● **DATASET ROWS**

#####

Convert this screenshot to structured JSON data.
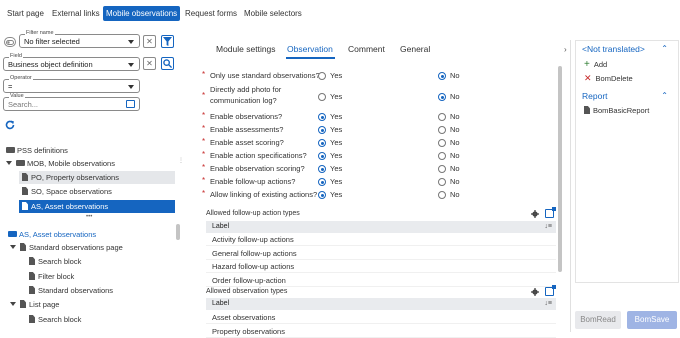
{
  "topnav": {
    "tabs": [
      {
        "label": "Start page"
      },
      {
        "label": "External links"
      },
      {
        "label": "Mobile observations"
      },
      {
        "label": "Request forms"
      },
      {
        "label": "Mobile selectors"
      }
    ],
    "active_index": 2
  },
  "filters": {
    "filter_name": {
      "legend": "Filter name",
      "value": "No filter selected"
    },
    "field": {
      "legend": "Field",
      "value": "Business object definition"
    },
    "operator": {
      "legend": "Operator",
      "value": "="
    },
    "value": {
      "legend": "Value",
      "placeholder": "Search..."
    }
  },
  "tree_top": [
    {
      "label": "PSS definitions"
    },
    {
      "label": "MOB, Mobile observations"
    },
    {
      "label": "PO, Property observations"
    },
    {
      "label": "SO, Space observations"
    },
    {
      "label": "AS, Asset observations"
    }
  ],
  "tree_bottom": [
    {
      "label": "AS, Asset observations"
    },
    {
      "label": "Standard observations page"
    },
    {
      "label": "Search block"
    },
    {
      "label": "Filter block"
    },
    {
      "label": "Standard observations"
    },
    {
      "label": "List page"
    },
    {
      "label": "Search block"
    }
  ],
  "center": {
    "tabs": [
      "Module settings",
      "Observation",
      "Comment",
      "General"
    ],
    "active_tab": "Observation",
    "yes_label": "Yes",
    "no_label": "No",
    "questions": [
      {
        "label": "Only use standard observations?",
        "selected": "No"
      },
      {
        "label": "Directly add photo for communication log?",
        "selected": "No"
      },
      {
        "label": "Enable observations?",
        "selected": "Yes"
      },
      {
        "label": "Enable assessments?",
        "selected": "Yes"
      },
      {
        "label": "Enable asset scoring?",
        "selected": "Yes"
      },
      {
        "label": "Enable action specifications?",
        "selected": "Yes"
      },
      {
        "label": "Enable observation scoring?",
        "selected": "Yes"
      },
      {
        "label": "Enable follow-up actions?",
        "selected": "Yes"
      },
      {
        "label": "Allow linking of existing actions?",
        "selected": "Yes"
      }
    ],
    "followup": {
      "title": "Allowed follow-up action types",
      "column": "Label",
      "rows": [
        "Activity follow-up actions",
        "General follow-up actions",
        "Hazard follow-up actions",
        "Order follow-up-action"
      ]
    },
    "obstypes": {
      "title": "Allowed observation types",
      "column": "Label",
      "rows": [
        "Asset observations",
        "Property observations"
      ]
    }
  },
  "right": {
    "section1": "<Not translated>",
    "items1": [
      {
        "label": "Add",
        "icon": "plus-icon",
        "color": "#2e7d32"
      },
      {
        "label": "BomDelete",
        "icon": "x-icon",
        "color": "#c62828"
      }
    ],
    "section2": "Report",
    "items2": [
      {
        "label": "BomBasicReport",
        "icon": "document-icon"
      }
    ],
    "buttons": {
      "read": "BomRead",
      "save": "BomSave"
    }
  },
  "colors": {
    "accent": "#1565c0",
    "required": "#c62828",
    "save_button": "#9fb4e4"
  }
}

#####

● **GIVEN PROBLEM**
Extract every line that has the string "actions" in it.

● **FINAL RESULT**
        "label": "Enable follow-up actions?",
        "label": "Allow linking of existing actions?",
        "Activity follow-up actions",
        "General follow-up actions",
        "Hazard follow-up actions",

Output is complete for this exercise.